EXTRACTED MATERIAL
* BEGIN *
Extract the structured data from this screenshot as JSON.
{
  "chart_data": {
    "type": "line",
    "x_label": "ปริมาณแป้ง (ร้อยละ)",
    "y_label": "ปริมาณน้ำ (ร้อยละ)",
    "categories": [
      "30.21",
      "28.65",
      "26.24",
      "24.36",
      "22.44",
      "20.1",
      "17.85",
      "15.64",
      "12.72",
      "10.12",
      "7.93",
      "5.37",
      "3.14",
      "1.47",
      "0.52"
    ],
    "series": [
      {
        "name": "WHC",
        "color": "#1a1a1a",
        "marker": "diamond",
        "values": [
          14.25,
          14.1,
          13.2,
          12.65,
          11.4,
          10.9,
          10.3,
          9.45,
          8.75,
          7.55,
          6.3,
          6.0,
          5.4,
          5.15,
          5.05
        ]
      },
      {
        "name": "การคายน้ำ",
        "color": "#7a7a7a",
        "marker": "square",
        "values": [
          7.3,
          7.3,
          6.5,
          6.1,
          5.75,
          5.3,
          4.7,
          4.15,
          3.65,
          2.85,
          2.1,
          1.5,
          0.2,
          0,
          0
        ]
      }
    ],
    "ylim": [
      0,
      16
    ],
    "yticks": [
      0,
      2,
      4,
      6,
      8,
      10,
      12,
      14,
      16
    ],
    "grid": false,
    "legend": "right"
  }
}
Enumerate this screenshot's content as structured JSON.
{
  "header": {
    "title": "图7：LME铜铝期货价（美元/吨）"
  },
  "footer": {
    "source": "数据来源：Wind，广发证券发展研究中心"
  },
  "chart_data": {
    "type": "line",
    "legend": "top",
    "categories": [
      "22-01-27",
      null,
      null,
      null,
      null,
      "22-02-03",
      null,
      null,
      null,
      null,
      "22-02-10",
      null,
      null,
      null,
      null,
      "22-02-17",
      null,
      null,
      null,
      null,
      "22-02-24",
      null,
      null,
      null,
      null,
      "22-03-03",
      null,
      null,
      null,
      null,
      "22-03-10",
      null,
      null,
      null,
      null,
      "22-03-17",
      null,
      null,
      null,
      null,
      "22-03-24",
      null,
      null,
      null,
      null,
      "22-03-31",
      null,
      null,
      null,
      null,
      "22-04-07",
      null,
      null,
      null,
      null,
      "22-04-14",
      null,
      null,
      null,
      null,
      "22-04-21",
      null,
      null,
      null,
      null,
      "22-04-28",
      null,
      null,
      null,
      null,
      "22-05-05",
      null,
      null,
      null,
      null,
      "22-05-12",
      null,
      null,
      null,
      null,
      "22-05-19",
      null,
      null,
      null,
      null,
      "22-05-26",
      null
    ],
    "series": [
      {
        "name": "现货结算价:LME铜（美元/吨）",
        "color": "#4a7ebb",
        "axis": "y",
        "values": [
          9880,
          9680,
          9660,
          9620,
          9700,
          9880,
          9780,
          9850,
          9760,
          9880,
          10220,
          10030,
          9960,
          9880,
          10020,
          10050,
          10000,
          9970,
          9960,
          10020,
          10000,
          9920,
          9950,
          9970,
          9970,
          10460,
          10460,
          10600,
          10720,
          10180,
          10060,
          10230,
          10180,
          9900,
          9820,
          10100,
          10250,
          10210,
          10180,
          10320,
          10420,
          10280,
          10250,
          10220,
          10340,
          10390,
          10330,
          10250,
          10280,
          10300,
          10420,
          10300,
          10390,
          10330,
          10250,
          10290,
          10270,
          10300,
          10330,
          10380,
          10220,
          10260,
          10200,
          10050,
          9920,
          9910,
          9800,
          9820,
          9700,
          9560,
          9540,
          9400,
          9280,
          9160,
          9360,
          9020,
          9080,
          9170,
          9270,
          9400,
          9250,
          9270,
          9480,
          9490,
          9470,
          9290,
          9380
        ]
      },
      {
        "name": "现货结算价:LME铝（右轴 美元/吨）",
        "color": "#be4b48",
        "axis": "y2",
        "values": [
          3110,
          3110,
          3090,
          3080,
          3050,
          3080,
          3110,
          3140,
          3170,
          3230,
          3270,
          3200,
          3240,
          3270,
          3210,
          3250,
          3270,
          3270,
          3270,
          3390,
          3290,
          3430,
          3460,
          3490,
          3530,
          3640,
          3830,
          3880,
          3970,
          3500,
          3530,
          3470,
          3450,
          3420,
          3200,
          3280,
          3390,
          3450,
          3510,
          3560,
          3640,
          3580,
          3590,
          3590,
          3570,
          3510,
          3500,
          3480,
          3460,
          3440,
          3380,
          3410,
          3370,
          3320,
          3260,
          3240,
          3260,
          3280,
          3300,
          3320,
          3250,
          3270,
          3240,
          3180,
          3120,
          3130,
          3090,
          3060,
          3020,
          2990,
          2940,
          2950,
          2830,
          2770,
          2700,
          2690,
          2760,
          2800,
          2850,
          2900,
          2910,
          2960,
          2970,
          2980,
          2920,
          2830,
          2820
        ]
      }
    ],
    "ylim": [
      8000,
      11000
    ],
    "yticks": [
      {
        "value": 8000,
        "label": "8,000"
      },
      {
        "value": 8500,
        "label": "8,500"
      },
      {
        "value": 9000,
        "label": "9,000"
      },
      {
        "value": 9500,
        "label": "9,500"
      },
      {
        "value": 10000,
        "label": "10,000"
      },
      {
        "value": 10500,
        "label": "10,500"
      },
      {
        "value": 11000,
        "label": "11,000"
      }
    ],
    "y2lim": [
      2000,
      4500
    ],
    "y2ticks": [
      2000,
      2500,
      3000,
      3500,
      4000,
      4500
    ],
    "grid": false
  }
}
* END *
DIRECTIVE
Extract every line of the records above that contains the word "现货结算价".

RESULT BELOW
        "name": "现货结算价:LME铜（美元/吨）",
        "name": "现货结算价:LME铝（右轴 美元/吨）",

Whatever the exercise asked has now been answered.